▶ Dataset
+--

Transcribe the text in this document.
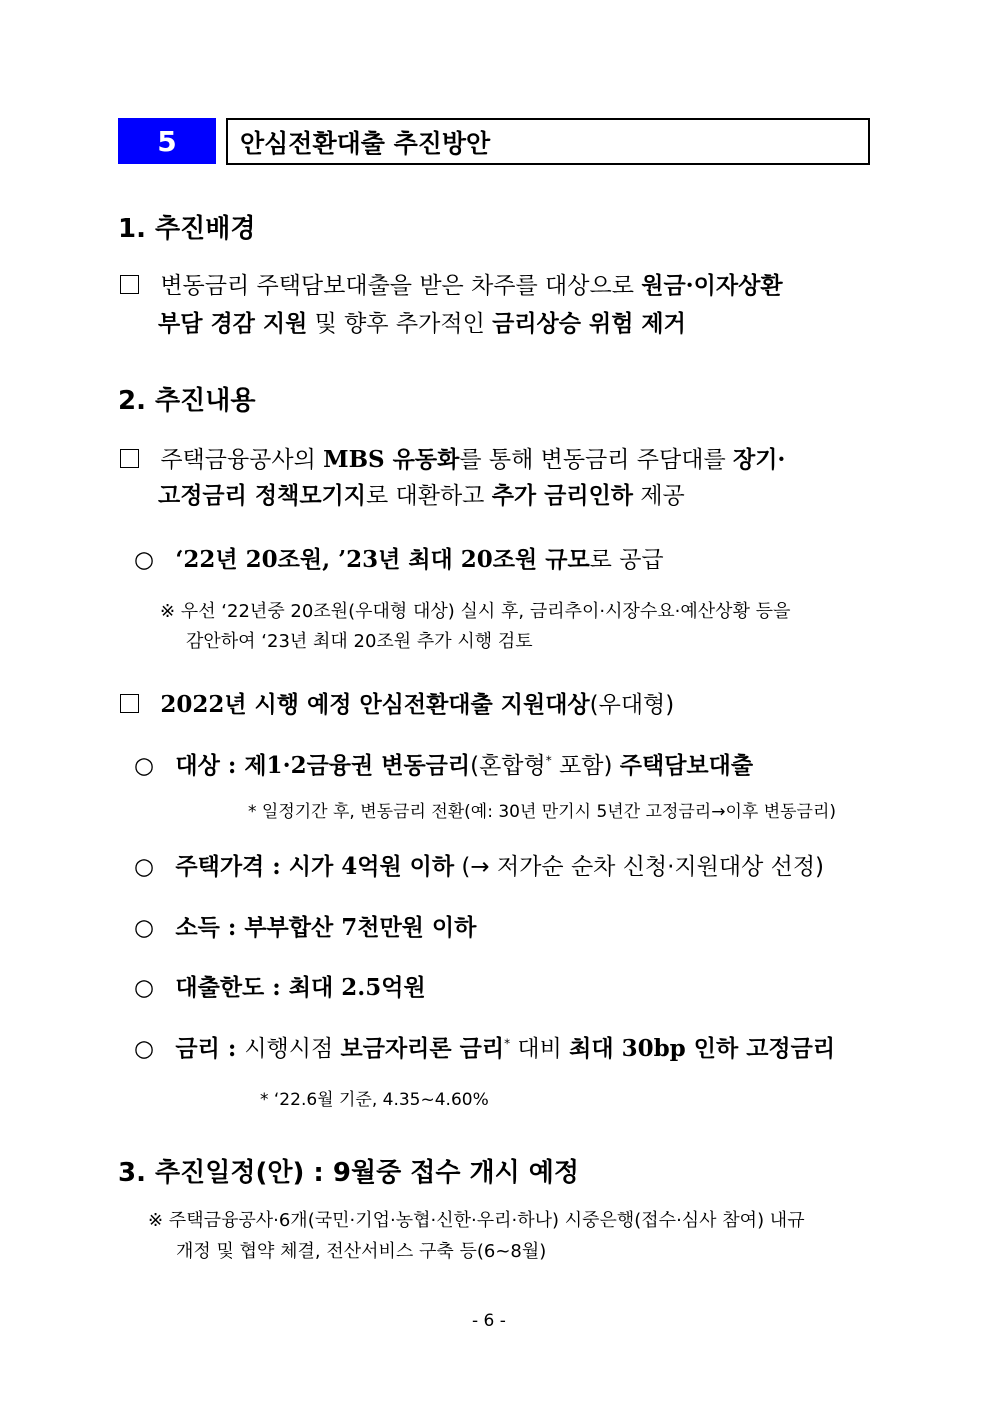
5	안심전환대출 추진방안
1. 추진배경
변동금리 주택담보대출을 받은 차주를 대상으로 원금·이자상환
부담 경감 지원 및 향후 추가적인 금리상승 위험 제거
2. 추진내용
주택금융공사의 MBS 유동화를 통해 변동금리 주담대를 장기·
고정금리 정책모기지로 대환하고 추가 금리인하 제공
○ ‘22년 20조원, ’23년 최대 20조원 규모로 공급
※ 우선 ‘22년중 20조원(우대형 대상) 실시 후, 금리추이·시장수요·예산상황 등을
감안하여 ‘23년 최대 20조원 추가 시행 검토
2022년 시행 예정 안심전환대출 지원대상(우대형)
○ 대상 : 제1·2금융권 변동금리(혼합형* 포함) 주택담보대출
* 일정기간 후, 변동금리 전환(예: 30년 만기시 5년간 고정금리→이후 변동금리)
○ 주택가격 : 시가 4억원 이하 (→ 저가순 순차 신청·지원대상 선정)
○ 소득 : 부부합산 7천만원 이하
○ 대출한도 : 최대 2.5억원
○ 금리 : 시행시점 보금자리론 금리* 대비 최대 30bp 인하 고정금리
* ‘22.6월 기준, 4.35~4.60%
3. 추진일정(안) : 9월중 접수 개시 예정
※ 주택금융공사·6개(국민·기업·농협·신한·우리·하나) 시중은행(접수·심사 참여) 내규
개정 및 협약 체결, 전산서비스 구축 등(6~8월)
- 6 -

+--

All of the entries above should be copied exactly, except for the pictures.

▶ The completed task
Transcribe the text in this document.
5	안심전환대출 추진방안
1. 추진배경
변동금리 주택담보대출을 받은 차주를 대상으로 원금·이자상환
부담 경감 지원 및 향후 추가적인 금리상승 위험 제거
2. 추진내용
주택금융공사의 MBS 유동화를 통해 변동금리 주담대를 장기·
고정금리 정책모기지로 대환하고 추가 금리인하 제공
○ ‘22년 20조원, ’23년 최대 20조원 규모로 공급
※ 우선 ‘22년중 20조원(우대형 대상) 실시 후, 금리추이·시장수요·예산상황 등을
감안하여 ‘23년 최대 20조원 추가 시행 검토
2022년 시행 예정 안심전환대출 지원대상(우대형)
○ 대상 : 제1·2금융권 변동금리(혼합형* 포함) 주택담보대출
* 일정기간 후, 변동금리 전환(예: 30년 만기시 5년간 고정금리→이후 변동금리)
○ 주택가격 : 시가 4억원 이하 (→ 저가순 순차 신청·지원대상 선정)
○ 소득 : 부부합산 7천만원 이하
○ 대출한도 : 최대 2.5억원
○ 금리 : 시행시점 보금자리론 금리* 대비 최대 30bp 인하 고정금리
* ‘22.6월 기준, 4.35~4.60%
3. 추진일정(안) : 9월중 접수 개시 예정
※ 주택금융공사·6개(국민·기업·농협·신한·우리·하나) 시중은행(접수·심사 참여) 내규
개정 및 협약 체결, 전산서비스 구축 등(6~8월)
- 6 -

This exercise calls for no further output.